_WHAT TO PRODUCE_
Determine how many lines of the entries contain "JSON". Reply with that number alone.

>> START

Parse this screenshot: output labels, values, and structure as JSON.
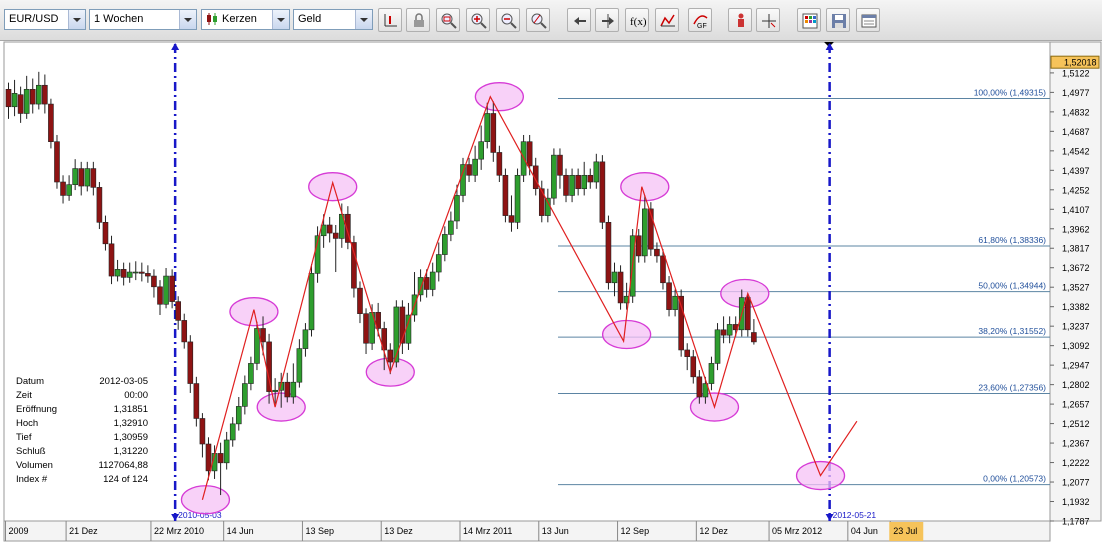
{
  "toolbar": {
    "symbol": "EUR/USD",
    "period": "1 Wochen",
    "chart_type": "Kerzen",
    "price_type": "Geld",
    "buttons": [
      "cursor-line-icon",
      "lock-icon",
      "zoom-fit-icon",
      "zoom-in-icon",
      "zoom-out-icon",
      "zoom-reset-icon",
      "scroll-left-icon",
      "scroll-right-icon",
      "function-icon",
      "indicator-icon",
      "gf-icon",
      "figure-icon",
      "crosshair-icon",
      "grid-icon",
      "save-icon",
      "window-icon"
    ]
  },
  "colors": {
    "up": "#2e9e2e",
    "down": "#8e1313",
    "trend": "#e02020",
    "fib": "#5b84a3",
    "vline": "#1818c8",
    "ellipse_stroke": "#d63bd6",
    "ellipse_fill": "#f6c2f6"
  },
  "info": {
    "rows": [
      {
        "label": "Datum",
        "value": "2012-03-05"
      },
      {
        "label": "Zeit",
        "value": "00:00"
      },
      {
        "label": "Eröffnung",
        "value": "1,31851"
      },
      {
        "label": "Hoch",
        "value": "1,32910"
      },
      {
        "label": "Tief",
        "value": "1,30959"
      },
      {
        "label": "Schluß",
        "value": "1,31220"
      },
      {
        "label": "Volumen",
        "value": "1127064,88"
      },
      {
        "label": "Index #",
        "value": "124 of 124"
      }
    ]
  },
  "chart_data": {
    "type": "candlestick",
    "ylim": [
      1.1787,
      1.5352
    ],
    "y_ticks": [
      "1,5122",
      "1,4977",
      "1,4832",
      "1,4687",
      "1,4542",
      "1,4397",
      "1,4252",
      "1,4107",
      "1,3962",
      "1,3817",
      "1,3672",
      "1,3527",
      "1,3382",
      "1,3237",
      "1,3092",
      "1,2947",
      "1,2802",
      "1,2657",
      "1,2512",
      "1,2367",
      "1,2222",
      "1,2077",
      "1,1932",
      "1,1787"
    ],
    "y_tick_values": [
      1.5122,
      1.4977,
      1.4832,
      1.4687,
      1.4542,
      1.4397,
      1.4252,
      1.4107,
      1.3962,
      1.3817,
      1.3672,
      1.3527,
      1.3382,
      1.3237,
      1.3092,
      1.2947,
      1.2802,
      1.2657,
      1.2512,
      1.2367,
      1.2222,
      1.2077,
      1.1932,
      1.1787
    ],
    "current_price": "1,52018",
    "x_ticks": [
      {
        "label": "2009",
        "i": 0
      },
      {
        "label": "21 Dez",
        "i": 10
      },
      {
        "label": "22 Mrz 2010",
        "i": 24
      },
      {
        "label": "14 Jun",
        "i": 36
      },
      {
        "label": "13 Sep",
        "i": 49
      },
      {
        "label": "13 Dez",
        "i": 62
      },
      {
        "label": "14 Mrz 2011",
        "i": 75
      },
      {
        "label": "13 Jun",
        "i": 88
      },
      {
        "label": "12 Sep",
        "i": 101
      },
      {
        "label": "12 Dez",
        "i": 114
      },
      {
        "label": "05 Mrz 2012",
        "i": 126
      },
      {
        "label": "04 Jun",
        "i": 139
      },
      {
        "label": "23 Jul",
        "i": 146
      }
    ],
    "fib_levels": [
      {
        "label": "100,00% (1,49315)",
        "value": 1.49315
      },
      {
        "label": "61,80% (1,38336)",
        "value": 1.38336
      },
      {
        "label": "50,00% (1,34944)",
        "value": 1.34944
      },
      {
        "label": "38,20% (1,31552)",
        "value": 1.31552
      },
      {
        "label": "23,60% (1,27356)",
        "value": 1.27356
      },
      {
        "label": "0,00% (1,20573)",
        "value": 1.20573
      }
    ],
    "vlines": [
      {
        "label": "2010-05-03",
        "i": 27.5
      },
      {
        "label": "2012-05-21",
        "i": 135.5
      }
    ],
    "trend": [
      {
        "i": 32,
        "v": 1.1945
      },
      {
        "i": 40.5,
        "v": 1.336
      },
      {
        "i": 44,
        "v": 1.2635
      },
      {
        "i": 53.5,
        "v": 1.4305
      },
      {
        "i": 63,
        "v": 1.2895
      },
      {
        "i": 79.5,
        "v": 1.4945
      },
      {
        "i": 101.5,
        "v": 1.3125
      },
      {
        "i": 104.5,
        "v": 1.4275
      },
      {
        "i": 116.5,
        "v": 1.2635
      },
      {
        "i": 122,
        "v": 1.348
      },
      {
        "i": 134,
        "v": 1.2125
      },
      {
        "i": 140,
        "v": 1.253
      }
    ],
    "ellipses": [
      {
        "i": 32.5,
        "v": 1.1945
      },
      {
        "i": 40.5,
        "v": 1.3345
      },
      {
        "i": 45,
        "v": 1.2635
      },
      {
        "i": 53.5,
        "v": 1.4275
      },
      {
        "i": 63,
        "v": 1.2895
      },
      {
        "i": 81,
        "v": 1.4945
      },
      {
        "i": 102,
        "v": 1.3175
      },
      {
        "i": 105,
        "v": 1.4275
      },
      {
        "i": 116.5,
        "v": 1.2635
      },
      {
        "i": 121.5,
        "v": 1.348
      },
      {
        "i": 134,
        "v": 1.2125
      }
    ],
    "candles": [
      [
        1.5,
        1.487,
        1.505,
        1.478
      ],
      [
        1.487,
        1.497,
        1.507,
        1.48
      ],
      [
        1.496,
        1.482,
        1.502,
        1.475
      ],
      [
        1.482,
        1.5,
        1.51,
        1.478
      ],
      [
        1.5,
        1.489,
        1.508,
        1.482
      ],
      [
        1.489,
        1.503,
        1.513,
        1.485
      ],
      [
        1.503,
        1.489,
        1.511,
        1.482
      ],
      [
        1.489,
        1.461,
        1.493,
        1.456
      ],
      [
        1.461,
        1.431,
        1.466,
        1.426
      ],
      [
        1.431,
        1.421,
        1.436,
        1.415
      ],
      [
        1.421,
        1.429,
        1.436,
        1.417
      ],
      [
        1.429,
        1.441,
        1.448,
        1.425
      ],
      [
        1.441,
        1.428,
        1.446,
        1.421
      ],
      [
        1.428,
        1.441,
        1.446,
        1.424
      ],
      [
        1.441,
        1.427,
        1.446,
        1.421
      ],
      [
        1.427,
        1.401,
        1.431,
        1.396
      ],
      [
        1.401,
        1.385,
        1.406,
        1.38
      ],
      [
        1.385,
        1.361,
        1.391,
        1.355
      ],
      [
        1.361,
        1.366,
        1.373,
        1.357
      ],
      [
        1.366,
        1.36,
        1.371,
        1.354
      ],
      [
        1.36,
        1.364,
        1.371,
        1.356
      ],
      [
        1.364,
        1.364,
        1.372,
        1.358
      ],
      [
        1.364,
        1.363,
        1.371,
        1.357
      ],
      [
        1.363,
        1.361,
        1.369,
        1.356
      ],
      [
        1.361,
        1.353,
        1.366,
        1.345
      ],
      [
        1.353,
        1.34,
        1.358,
        1.332
      ],
      [
        1.34,
        1.361,
        1.367,
        1.337
      ],
      [
        1.361,
        1.342,
        1.366,
        1.337
      ],
      [
        1.342,
        1.328,
        1.346,
        1.321
      ],
      [
        1.328,
        1.312,
        1.333,
        1.307
      ],
      [
        1.312,
        1.281,
        1.317,
        1.274
      ],
      [
        1.281,
        1.255,
        1.286,
        1.249
      ],
      [
        1.255,
        1.236,
        1.259,
        1.226
      ],
      [
        1.236,
        1.216,
        1.241,
        1.209
      ],
      [
        1.216,
        1.229,
        1.235,
        1.21
      ],
      [
        1.229,
        1.222,
        1.237,
        1.198
      ],
      [
        1.222,
        1.239,
        1.245,
        1.217
      ],
      [
        1.239,
        1.251,
        1.256,
        1.234
      ],
      [
        1.251,
        1.264,
        1.271,
        1.246
      ],
      [
        1.264,
        1.281,
        1.287,
        1.258
      ],
      [
        1.281,
        1.296,
        1.301,
        1.276
      ],
      [
        1.296,
        1.322,
        1.327,
        1.291
      ],
      [
        1.322,
        1.312,
        1.331,
        1.302
      ],
      [
        1.312,
        1.275,
        1.318,
        1.266
      ],
      [
        1.275,
        1.276,
        1.285,
        1.266
      ],
      [
        1.276,
        1.282,
        1.289,
        1.263
      ],
      [
        1.282,
        1.271,
        1.289,
        1.267
      ],
      [
        1.271,
        1.282,
        1.296,
        1.266
      ],
      [
        1.282,
        1.307,
        1.314,
        1.278
      ],
      [
        1.307,
        1.321,
        1.326,
        1.301
      ],
      [
        1.321,
        1.363,
        1.37,
        1.316
      ],
      [
        1.363,
        1.391,
        1.398,
        1.356
      ],
      [
        1.391,
        1.399,
        1.407,
        1.382
      ],
      [
        1.399,
        1.393,
        1.405,
        1.386
      ],
      [
        1.393,
        1.389,
        1.399,
        1.364
      ],
      [
        1.389,
        1.407,
        1.415,
        1.382
      ],
      [
        1.407,
        1.386,
        1.413,
        1.381
      ],
      [
        1.386,
        1.352,
        1.391,
        1.345
      ],
      [
        1.352,
        1.333,
        1.357,
        1.326
      ],
      [
        1.333,
        1.311,
        1.337,
        1.303
      ],
      [
        1.311,
        1.334,
        1.34,
        1.306
      ],
      [
        1.334,
        1.322,
        1.341,
        1.316
      ],
      [
        1.322,
        1.306,
        1.327,
        1.291
      ],
      [
        1.306,
        1.297,
        1.311,
        1.288
      ],
      [
        1.297,
        1.338,
        1.343,
        1.293
      ],
      [
        1.338,
        1.311,
        1.343,
        1.303
      ],
      [
        1.311,
        1.332,
        1.341,
        1.306
      ],
      [
        1.332,
        1.347,
        1.364,
        1.327
      ],
      [
        1.347,
        1.36,
        1.366,
        1.342
      ],
      [
        1.36,
        1.351,
        1.366,
        1.345
      ],
      [
        1.351,
        1.364,
        1.371,
        1.346
      ],
      [
        1.364,
        1.377,
        1.386,
        1.357
      ],
      [
        1.377,
        1.392,
        1.398,
        1.372
      ],
      [
        1.392,
        1.402,
        1.409,
        1.387
      ],
      [
        1.402,
        1.421,
        1.429,
        1.396
      ],
      [
        1.421,
        1.444,
        1.449,
        1.416
      ],
      [
        1.444,
        1.436,
        1.449,
        1.431
      ],
      [
        1.436,
        1.448,
        1.458,
        1.431
      ],
      [
        1.448,
        1.461,
        1.473,
        1.44
      ],
      [
        1.461,
        1.482,
        1.49,
        1.456
      ],
      [
        1.482,
        1.453,
        1.491,
        1.446
      ],
      [
        1.453,
        1.436,
        1.458,
        1.431
      ],
      [
        1.436,
        1.406,
        1.441,
        1.401
      ],
      [
        1.406,
        1.401,
        1.421,
        1.394
      ],
      [
        1.401,
        1.436,
        1.441,
        1.396
      ],
      [
        1.436,
        1.461,
        1.466,
        1.431
      ],
      [
        1.461,
        1.443,
        1.466,
        1.436
      ],
      [
        1.443,
        1.426,
        1.449,
        1.421
      ],
      [
        1.426,
        1.406,
        1.432,
        1.401
      ],
      [
        1.406,
        1.419,
        1.426,
        1.401
      ],
      [
        1.419,
        1.451,
        1.456,
        1.414
      ],
      [
        1.451,
        1.436,
        1.456,
        1.426
      ],
      [
        1.436,
        1.421,
        1.441,
        1.416
      ],
      [
        1.421,
        1.436,
        1.441,
        1.416
      ],
      [
        1.436,
        1.426,
        1.441,
        1.421
      ],
      [
        1.426,
        1.436,
        1.446,
        1.421
      ],
      [
        1.436,
        1.431,
        1.441,
        1.426
      ],
      [
        1.431,
        1.446,
        1.452,
        1.426
      ],
      [
        1.446,
        1.401,
        1.451,
        1.396
      ],
      [
        1.401,
        1.356,
        1.406,
        1.351
      ],
      [
        1.356,
        1.364,
        1.371,
        1.346
      ],
      [
        1.364,
        1.341,
        1.369,
        1.336
      ],
      [
        1.341,
        1.346,
        1.356,
        1.336
      ],
      [
        1.346,
        1.391,
        1.396,
        1.341
      ],
      [
        1.391,
        1.376,
        1.396,
        1.371
      ],
      [
        1.376,
        1.411,
        1.421,
        1.371
      ],
      [
        1.411,
        1.381,
        1.416,
        1.376
      ],
      [
        1.381,
        1.376,
        1.386,
        1.371
      ],
      [
        1.376,
        1.356,
        1.381,
        1.351
      ],
      [
        1.356,
        1.336,
        1.361,
        1.331
      ],
      [
        1.336,
        1.346,
        1.351,
        1.331
      ],
      [
        1.346,
        1.306,
        1.351,
        1.301
      ],
      [
        1.306,
        1.301,
        1.311,
        1.291
      ],
      [
        1.301,
        1.286,
        1.306,
        1.281
      ],
      [
        1.286,
        1.271,
        1.291,
        1.266
      ],
      [
        1.271,
        1.281,
        1.286,
        1.266
      ],
      [
        1.281,
        1.296,
        1.301,
        1.276
      ],
      [
        1.296,
        1.321,
        1.326,
        1.291
      ],
      [
        1.321,
        1.317,
        1.331,
        1.311
      ],
      [
        1.317,
        1.325,
        1.331,
        1.311
      ],
      [
        1.325,
        1.321,
        1.331,
        1.316
      ],
      [
        1.321,
        1.345,
        1.351,
        1.316
      ],
      [
        1.345,
        1.321,
        1.348,
        1.316
      ],
      [
        1.319,
        1.312,
        1.329,
        1.31
      ]
    ]
  }
}
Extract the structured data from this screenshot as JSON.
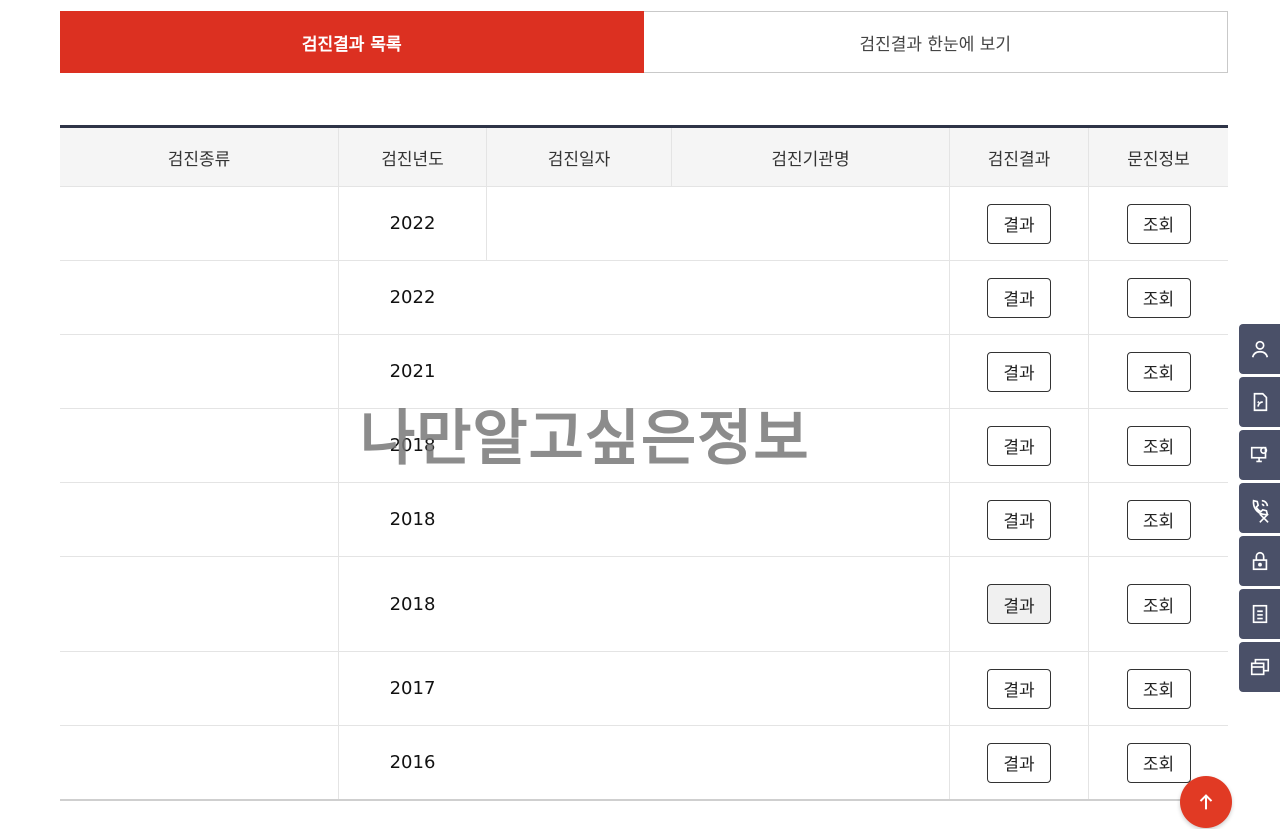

>> END

_EXERCISE SOLUTION_
2